Repeat every entry in the listing below, exactly.

⁂

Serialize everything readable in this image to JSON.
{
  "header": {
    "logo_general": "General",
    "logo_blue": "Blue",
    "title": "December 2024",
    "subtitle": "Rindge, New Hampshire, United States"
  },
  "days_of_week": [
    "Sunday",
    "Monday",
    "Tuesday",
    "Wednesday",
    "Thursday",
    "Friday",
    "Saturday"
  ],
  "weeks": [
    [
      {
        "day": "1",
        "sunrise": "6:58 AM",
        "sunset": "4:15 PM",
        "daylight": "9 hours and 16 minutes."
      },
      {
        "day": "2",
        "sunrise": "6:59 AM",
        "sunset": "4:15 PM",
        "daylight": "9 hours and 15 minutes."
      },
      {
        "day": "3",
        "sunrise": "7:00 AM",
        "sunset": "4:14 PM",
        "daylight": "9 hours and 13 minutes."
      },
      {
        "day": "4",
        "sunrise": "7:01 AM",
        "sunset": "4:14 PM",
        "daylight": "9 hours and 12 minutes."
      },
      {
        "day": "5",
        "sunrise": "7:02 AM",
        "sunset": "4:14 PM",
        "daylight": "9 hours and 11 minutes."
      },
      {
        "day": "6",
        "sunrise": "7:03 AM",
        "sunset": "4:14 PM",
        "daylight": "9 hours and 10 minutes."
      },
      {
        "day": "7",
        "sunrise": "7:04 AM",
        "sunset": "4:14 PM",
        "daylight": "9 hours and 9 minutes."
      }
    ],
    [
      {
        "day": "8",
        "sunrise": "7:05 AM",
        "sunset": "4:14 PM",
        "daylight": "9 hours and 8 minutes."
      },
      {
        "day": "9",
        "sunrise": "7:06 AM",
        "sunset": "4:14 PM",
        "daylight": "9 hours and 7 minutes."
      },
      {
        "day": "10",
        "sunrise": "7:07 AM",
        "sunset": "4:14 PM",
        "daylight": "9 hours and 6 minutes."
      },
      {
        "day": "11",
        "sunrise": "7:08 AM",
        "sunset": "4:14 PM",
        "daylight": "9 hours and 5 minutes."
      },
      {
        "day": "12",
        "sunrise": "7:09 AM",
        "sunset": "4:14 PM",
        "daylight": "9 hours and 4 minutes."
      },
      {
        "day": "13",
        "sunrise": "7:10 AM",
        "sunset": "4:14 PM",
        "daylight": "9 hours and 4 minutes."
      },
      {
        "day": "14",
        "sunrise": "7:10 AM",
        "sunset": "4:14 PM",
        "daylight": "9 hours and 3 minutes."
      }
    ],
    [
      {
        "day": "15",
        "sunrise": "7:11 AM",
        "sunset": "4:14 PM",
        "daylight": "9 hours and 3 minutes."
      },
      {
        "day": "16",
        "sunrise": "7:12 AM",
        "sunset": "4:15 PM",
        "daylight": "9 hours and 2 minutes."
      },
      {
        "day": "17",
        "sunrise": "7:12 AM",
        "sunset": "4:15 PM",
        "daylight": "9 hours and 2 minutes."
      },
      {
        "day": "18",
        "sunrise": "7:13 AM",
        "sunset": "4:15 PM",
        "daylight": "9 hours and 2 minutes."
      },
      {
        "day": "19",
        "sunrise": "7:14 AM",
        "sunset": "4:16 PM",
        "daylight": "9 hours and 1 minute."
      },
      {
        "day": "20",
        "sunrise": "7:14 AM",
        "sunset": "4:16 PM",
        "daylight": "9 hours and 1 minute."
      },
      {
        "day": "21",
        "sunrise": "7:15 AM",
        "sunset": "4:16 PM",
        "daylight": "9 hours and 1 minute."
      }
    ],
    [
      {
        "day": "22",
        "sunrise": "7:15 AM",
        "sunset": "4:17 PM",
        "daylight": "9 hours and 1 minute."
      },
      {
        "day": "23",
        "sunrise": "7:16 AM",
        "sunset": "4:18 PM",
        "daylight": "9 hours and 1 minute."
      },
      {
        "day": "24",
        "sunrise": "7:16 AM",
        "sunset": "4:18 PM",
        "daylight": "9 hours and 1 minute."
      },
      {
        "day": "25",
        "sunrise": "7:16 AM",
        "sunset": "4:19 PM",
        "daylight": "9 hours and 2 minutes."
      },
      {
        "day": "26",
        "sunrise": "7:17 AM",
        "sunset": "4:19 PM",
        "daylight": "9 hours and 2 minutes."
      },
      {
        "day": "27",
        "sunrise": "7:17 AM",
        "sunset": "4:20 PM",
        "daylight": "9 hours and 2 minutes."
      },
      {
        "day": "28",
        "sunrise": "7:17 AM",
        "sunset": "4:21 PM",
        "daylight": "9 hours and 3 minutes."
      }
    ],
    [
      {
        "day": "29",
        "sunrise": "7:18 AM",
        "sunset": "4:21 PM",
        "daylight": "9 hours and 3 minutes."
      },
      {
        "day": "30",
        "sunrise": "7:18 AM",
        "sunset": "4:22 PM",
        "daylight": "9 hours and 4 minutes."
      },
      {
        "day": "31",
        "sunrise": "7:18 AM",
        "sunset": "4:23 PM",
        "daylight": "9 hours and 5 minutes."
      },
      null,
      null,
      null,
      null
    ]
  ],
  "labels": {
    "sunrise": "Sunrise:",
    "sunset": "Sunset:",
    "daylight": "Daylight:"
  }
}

⁂

Response ::
Serialize everything readable in this image to JSON.
{
  "header": {
    "logo_general": "General",
    "logo_blue": "Blue",
    "title": "December 2024",
    "subtitle": "Rindge, New Hampshire, United States"
  },
  "days_of_week": [
    "Sunday",
    "Monday",
    "Tuesday",
    "Wednesday",
    "Thursday",
    "Friday",
    "Saturday"
  ],
  "weeks": [
    [
      {
        "day": "1",
        "sunrise": "6:58 AM",
        "sunset": "4:15 PM",
        "daylight": "9 hours and 16 minutes."
      },
      {
        "day": "2",
        "sunrise": "6:59 AM",
        "sunset": "4:15 PM",
        "daylight": "9 hours and 15 minutes."
      },
      {
        "day": "3",
        "sunrise": "7:00 AM",
        "sunset": "4:14 PM",
        "daylight": "9 hours and 13 minutes."
      },
      {
        "day": "4",
        "sunrise": "7:01 AM",
        "sunset": "4:14 PM",
        "daylight": "9 hours and 12 minutes."
      },
      {
        "day": "5",
        "sunrise": "7:02 AM",
        "sunset": "4:14 PM",
        "daylight": "9 hours and 11 minutes."
      },
      {
        "day": "6",
        "sunrise": "7:03 AM",
        "sunset": "4:14 PM",
        "daylight": "9 hours and 10 minutes."
      },
      {
        "day": "7",
        "sunrise": "7:04 AM",
        "sunset": "4:14 PM",
        "daylight": "9 hours and 9 minutes."
      }
    ],
    [
      {
        "day": "8",
        "sunrise": "7:05 AM",
        "sunset": "4:14 PM",
        "daylight": "9 hours and 8 minutes."
      },
      {
        "day": "9",
        "sunrise": "7:06 AM",
        "sunset": "4:14 PM",
        "daylight": "9 hours and 7 minutes."
      },
      {
        "day": "10",
        "sunrise": "7:07 AM",
        "sunset": "4:14 PM",
        "daylight": "9 hours and 6 minutes."
      },
      {
        "day": "11",
        "sunrise": "7:08 AM",
        "sunset": "4:14 PM",
        "daylight": "9 hours and 5 minutes."
      },
      {
        "day": "12",
        "sunrise": "7:09 AM",
        "sunset": "4:14 PM",
        "daylight": "9 hours and 4 minutes."
      },
      {
        "day": "13",
        "sunrise": "7:10 AM",
        "sunset": "4:14 PM",
        "daylight": "9 hours and 4 minutes."
      },
      {
        "day": "14",
        "sunrise": "7:10 AM",
        "sunset": "4:14 PM",
        "daylight": "9 hours and 3 minutes."
      }
    ],
    [
      {
        "day": "15",
        "sunrise": "7:11 AM",
        "sunset": "4:14 PM",
        "daylight": "9 hours and 3 minutes."
      },
      {
        "day": "16",
        "sunrise": "7:12 AM",
        "sunset": "4:15 PM",
        "daylight": "9 hours and 2 minutes."
      },
      {
        "day": "17",
        "sunrise": "7:12 AM",
        "sunset": "4:15 PM",
        "daylight": "9 hours and 2 minutes."
      },
      {
        "day": "18",
        "sunrise": "7:13 AM",
        "sunset": "4:15 PM",
        "daylight": "9 hours and 2 minutes."
      },
      {
        "day": "19",
        "sunrise": "7:14 AM",
        "sunset": "4:16 PM",
        "daylight": "9 hours and 1 minute."
      },
      {
        "day": "20",
        "sunrise": "7:14 AM",
        "sunset": "4:16 PM",
        "daylight": "9 hours and 1 minute."
      },
      {
        "day": "21",
        "sunrise": "7:15 AM",
        "sunset": "4:16 PM",
        "daylight": "9 hours and 1 minute."
      }
    ],
    [
      {
        "day": "22",
        "sunrise": "7:15 AM",
        "sunset": "4:17 PM",
        "daylight": "9 hours and 1 minute."
      },
      {
        "day": "23",
        "sunrise": "7:16 AM",
        "sunset": "4:18 PM",
        "daylight": "9 hours and 1 minute."
      },
      {
        "day": "24",
        "sunrise": "7:16 AM",
        "sunset": "4:18 PM",
        "daylight": "9 hours and 1 minute."
      },
      {
        "day": "25",
        "sunrise": "7:16 AM",
        "sunset": "4:19 PM",
        "daylight": "9 hours and 2 minutes."
      },
      {
        "day": "26",
        "sunrise": "7:17 AM",
        "sunset": "4:19 PM",
        "daylight": "9 hours and 2 minutes."
      },
      {
        "day": "27",
        "sunrise": "7:17 AM",
        "sunset": "4:20 PM",
        "daylight": "9 hours and 2 minutes."
      },
      {
        "day": "28",
        "sunrise": "7:17 AM",
        "sunset": "4:21 PM",
        "daylight": "9 hours and 3 minutes."
      }
    ],
    [
      {
        "day": "29",
        "sunrise": "7:18 AM",
        "sunset": "4:21 PM",
        "daylight": "9 hours and 3 minutes."
      },
      {
        "day": "30",
        "sunrise": "7:18 AM",
        "sunset": "4:22 PM",
        "daylight": "9 hours and 4 minutes."
      },
      {
        "day": "31",
        "sunrise": "7:18 AM",
        "sunset": "4:23 PM",
        "daylight": "9 hours and 5 minutes."
      },
      null,
      null,
      null,
      null
    ]
  ],
  "labels": {
    "sunrise": "Sunrise:",
    "sunset": "Sunset:",
    "daylight": "Daylight:"
  }
}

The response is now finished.